▶ _Given information_:

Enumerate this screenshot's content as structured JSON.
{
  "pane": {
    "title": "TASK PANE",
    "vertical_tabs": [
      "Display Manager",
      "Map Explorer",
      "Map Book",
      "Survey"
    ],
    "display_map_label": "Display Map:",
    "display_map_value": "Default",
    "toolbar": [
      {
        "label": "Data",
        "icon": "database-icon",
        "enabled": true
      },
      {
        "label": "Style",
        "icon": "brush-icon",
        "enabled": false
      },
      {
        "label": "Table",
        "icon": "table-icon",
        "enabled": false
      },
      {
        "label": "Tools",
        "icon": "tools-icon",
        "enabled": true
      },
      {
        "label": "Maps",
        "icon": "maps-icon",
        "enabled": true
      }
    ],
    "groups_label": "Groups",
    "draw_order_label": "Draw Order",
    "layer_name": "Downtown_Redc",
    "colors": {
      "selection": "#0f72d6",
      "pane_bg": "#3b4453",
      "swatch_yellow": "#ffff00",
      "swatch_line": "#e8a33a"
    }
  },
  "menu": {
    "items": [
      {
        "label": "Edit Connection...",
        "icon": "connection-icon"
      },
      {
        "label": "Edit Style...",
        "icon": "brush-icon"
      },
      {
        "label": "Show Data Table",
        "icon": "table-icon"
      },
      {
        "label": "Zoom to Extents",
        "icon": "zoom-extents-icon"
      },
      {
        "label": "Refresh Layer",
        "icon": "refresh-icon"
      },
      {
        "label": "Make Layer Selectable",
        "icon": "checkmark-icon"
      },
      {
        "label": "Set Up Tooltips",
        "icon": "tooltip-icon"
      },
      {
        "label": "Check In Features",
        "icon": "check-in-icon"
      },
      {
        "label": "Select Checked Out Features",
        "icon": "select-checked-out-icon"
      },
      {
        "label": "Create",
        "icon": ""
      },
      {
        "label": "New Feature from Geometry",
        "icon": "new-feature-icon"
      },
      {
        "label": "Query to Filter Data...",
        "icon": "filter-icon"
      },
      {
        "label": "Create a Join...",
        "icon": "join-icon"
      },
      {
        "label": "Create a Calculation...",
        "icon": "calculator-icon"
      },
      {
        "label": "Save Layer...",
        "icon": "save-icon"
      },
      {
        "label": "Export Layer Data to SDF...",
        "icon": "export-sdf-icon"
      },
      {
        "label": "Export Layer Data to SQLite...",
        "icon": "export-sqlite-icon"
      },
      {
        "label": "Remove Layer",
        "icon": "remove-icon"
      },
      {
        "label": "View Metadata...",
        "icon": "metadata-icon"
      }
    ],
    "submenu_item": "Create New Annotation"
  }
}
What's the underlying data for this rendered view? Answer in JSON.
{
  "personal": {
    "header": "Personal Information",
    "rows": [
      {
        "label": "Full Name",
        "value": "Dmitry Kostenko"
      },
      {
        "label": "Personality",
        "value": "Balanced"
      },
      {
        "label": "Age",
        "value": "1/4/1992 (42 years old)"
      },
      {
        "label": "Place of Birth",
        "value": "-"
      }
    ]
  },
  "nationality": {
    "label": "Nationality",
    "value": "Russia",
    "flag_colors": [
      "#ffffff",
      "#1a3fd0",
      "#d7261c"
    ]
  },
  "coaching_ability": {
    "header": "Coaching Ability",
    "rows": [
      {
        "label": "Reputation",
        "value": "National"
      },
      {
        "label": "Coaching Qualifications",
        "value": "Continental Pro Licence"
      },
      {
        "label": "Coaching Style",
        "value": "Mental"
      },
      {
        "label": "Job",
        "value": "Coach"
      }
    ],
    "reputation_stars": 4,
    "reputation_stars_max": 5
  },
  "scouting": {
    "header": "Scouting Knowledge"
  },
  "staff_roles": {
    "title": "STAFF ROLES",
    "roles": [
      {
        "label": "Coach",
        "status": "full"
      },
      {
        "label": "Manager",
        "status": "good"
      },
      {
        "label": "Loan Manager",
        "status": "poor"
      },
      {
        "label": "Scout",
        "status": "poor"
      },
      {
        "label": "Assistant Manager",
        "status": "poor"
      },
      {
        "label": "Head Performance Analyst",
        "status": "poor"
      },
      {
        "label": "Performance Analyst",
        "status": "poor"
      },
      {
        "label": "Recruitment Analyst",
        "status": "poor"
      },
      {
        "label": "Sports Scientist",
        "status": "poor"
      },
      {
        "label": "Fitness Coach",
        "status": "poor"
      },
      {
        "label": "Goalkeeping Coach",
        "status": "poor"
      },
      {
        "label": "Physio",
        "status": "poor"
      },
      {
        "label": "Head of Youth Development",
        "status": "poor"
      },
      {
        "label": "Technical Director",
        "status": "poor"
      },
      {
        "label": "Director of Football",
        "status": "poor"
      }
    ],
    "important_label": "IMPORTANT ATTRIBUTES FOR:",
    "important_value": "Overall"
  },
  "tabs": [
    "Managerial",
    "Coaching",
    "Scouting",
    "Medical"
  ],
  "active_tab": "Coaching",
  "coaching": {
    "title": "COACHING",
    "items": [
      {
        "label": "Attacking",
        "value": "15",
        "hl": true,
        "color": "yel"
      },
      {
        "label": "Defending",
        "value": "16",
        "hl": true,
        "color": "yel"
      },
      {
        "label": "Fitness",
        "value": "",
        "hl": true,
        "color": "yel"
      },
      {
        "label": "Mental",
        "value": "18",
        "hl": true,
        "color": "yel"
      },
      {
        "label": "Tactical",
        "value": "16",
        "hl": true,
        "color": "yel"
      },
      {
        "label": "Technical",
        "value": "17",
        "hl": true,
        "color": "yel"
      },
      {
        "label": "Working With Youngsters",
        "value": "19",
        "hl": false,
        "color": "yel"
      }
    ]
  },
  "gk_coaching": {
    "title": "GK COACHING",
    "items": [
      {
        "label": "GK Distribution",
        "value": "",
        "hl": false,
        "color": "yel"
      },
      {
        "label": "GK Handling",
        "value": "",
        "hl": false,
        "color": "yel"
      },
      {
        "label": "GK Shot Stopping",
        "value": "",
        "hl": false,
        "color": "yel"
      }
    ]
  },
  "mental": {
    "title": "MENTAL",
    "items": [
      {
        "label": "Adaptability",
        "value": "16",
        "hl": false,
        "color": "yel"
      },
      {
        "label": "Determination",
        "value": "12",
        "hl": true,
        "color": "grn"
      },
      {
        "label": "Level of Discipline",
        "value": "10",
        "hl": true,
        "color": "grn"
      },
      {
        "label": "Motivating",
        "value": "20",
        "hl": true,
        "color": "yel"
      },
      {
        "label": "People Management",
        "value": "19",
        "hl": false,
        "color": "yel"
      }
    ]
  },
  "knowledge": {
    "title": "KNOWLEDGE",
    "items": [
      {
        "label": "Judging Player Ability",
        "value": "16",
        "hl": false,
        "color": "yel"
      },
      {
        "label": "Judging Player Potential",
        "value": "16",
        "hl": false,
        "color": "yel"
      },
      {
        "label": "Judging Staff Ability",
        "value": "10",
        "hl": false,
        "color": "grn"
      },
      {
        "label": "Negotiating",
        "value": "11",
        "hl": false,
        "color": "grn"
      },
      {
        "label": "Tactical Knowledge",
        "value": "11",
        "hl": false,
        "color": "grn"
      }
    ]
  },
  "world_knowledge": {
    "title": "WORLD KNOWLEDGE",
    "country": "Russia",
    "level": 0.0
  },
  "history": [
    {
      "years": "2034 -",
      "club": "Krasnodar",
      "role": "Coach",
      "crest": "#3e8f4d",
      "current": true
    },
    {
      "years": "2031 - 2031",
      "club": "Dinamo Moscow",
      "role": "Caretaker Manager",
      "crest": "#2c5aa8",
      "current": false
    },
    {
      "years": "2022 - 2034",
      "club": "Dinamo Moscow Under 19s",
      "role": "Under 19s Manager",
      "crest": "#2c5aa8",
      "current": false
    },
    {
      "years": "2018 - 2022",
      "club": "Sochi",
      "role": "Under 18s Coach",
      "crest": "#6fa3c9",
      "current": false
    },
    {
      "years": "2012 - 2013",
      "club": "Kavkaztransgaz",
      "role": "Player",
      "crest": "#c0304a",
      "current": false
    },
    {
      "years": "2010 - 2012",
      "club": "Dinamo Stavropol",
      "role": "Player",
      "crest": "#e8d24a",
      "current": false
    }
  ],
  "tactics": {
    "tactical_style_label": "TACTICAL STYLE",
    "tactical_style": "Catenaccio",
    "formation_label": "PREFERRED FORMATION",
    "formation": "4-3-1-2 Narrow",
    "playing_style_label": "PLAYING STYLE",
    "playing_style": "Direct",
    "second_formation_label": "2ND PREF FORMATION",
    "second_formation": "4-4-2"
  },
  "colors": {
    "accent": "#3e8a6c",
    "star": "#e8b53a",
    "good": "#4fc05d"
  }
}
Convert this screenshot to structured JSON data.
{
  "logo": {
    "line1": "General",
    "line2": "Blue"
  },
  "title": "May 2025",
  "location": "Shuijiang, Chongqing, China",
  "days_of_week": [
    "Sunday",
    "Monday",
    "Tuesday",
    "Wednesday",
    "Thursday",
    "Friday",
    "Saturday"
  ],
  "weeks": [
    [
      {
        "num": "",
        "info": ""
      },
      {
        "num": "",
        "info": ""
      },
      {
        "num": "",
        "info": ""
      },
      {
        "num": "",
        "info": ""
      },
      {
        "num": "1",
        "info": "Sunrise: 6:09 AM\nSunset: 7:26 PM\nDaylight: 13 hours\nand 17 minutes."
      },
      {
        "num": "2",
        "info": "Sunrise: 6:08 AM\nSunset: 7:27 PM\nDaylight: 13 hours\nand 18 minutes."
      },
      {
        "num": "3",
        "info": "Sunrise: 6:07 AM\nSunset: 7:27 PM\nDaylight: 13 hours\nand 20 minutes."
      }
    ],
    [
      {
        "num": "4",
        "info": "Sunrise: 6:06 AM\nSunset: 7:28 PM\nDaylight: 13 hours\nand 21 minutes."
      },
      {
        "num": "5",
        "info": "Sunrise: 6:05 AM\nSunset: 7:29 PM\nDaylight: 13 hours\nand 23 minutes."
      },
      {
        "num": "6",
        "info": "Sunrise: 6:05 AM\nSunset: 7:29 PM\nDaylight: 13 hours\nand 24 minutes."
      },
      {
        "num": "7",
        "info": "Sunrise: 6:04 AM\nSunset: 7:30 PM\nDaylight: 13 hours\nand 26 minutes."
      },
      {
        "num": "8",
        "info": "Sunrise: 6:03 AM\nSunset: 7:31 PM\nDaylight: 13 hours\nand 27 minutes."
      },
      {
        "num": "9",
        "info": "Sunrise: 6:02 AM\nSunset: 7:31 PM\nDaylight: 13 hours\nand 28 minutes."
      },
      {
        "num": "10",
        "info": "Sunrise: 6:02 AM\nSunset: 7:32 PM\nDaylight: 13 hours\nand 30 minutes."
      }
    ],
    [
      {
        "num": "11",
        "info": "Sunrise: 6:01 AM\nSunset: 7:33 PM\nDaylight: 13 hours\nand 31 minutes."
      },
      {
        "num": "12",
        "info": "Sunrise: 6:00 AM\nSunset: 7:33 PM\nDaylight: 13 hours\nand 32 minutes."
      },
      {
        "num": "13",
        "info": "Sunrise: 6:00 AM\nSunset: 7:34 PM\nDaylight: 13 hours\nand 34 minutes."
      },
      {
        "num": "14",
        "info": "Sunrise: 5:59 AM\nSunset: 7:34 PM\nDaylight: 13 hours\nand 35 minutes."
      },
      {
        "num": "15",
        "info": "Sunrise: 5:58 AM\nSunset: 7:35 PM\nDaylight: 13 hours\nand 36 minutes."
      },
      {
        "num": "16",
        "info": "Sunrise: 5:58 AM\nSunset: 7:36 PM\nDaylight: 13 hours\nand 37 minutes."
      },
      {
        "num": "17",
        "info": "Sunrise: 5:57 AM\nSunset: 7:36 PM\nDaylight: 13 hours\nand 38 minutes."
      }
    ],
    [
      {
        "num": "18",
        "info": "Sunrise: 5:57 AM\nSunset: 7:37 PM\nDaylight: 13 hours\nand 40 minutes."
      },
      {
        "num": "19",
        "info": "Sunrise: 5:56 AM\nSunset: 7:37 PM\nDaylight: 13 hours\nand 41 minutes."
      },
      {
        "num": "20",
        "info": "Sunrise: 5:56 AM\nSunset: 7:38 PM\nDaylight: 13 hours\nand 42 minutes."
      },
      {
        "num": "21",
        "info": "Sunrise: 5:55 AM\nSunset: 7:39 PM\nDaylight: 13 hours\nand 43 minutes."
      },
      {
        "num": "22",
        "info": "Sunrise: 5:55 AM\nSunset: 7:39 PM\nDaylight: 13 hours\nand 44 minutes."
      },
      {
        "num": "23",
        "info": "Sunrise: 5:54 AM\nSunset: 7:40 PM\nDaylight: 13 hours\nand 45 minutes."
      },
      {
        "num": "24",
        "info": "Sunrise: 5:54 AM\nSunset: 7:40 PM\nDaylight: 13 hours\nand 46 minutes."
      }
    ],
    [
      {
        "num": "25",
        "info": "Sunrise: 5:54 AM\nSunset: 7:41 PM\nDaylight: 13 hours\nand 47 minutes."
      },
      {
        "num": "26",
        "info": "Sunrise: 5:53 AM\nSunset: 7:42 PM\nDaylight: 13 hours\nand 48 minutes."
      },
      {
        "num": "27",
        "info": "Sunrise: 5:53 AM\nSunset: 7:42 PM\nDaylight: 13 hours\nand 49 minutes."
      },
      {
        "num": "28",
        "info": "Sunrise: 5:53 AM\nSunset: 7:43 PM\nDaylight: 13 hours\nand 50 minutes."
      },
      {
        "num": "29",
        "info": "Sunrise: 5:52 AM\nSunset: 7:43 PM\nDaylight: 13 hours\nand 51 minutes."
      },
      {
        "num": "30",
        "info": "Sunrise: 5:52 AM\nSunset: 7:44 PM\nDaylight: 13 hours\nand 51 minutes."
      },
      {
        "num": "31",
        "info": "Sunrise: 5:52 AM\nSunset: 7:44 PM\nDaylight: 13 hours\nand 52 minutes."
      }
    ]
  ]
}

▶ _Given exercise_:
Check each line above for the word "structured" and copy the ones that have it.

▶ _Task solution_:
Enumerate this screenshot's content as structured JSON.
Convert this screenshot to structured JSON data.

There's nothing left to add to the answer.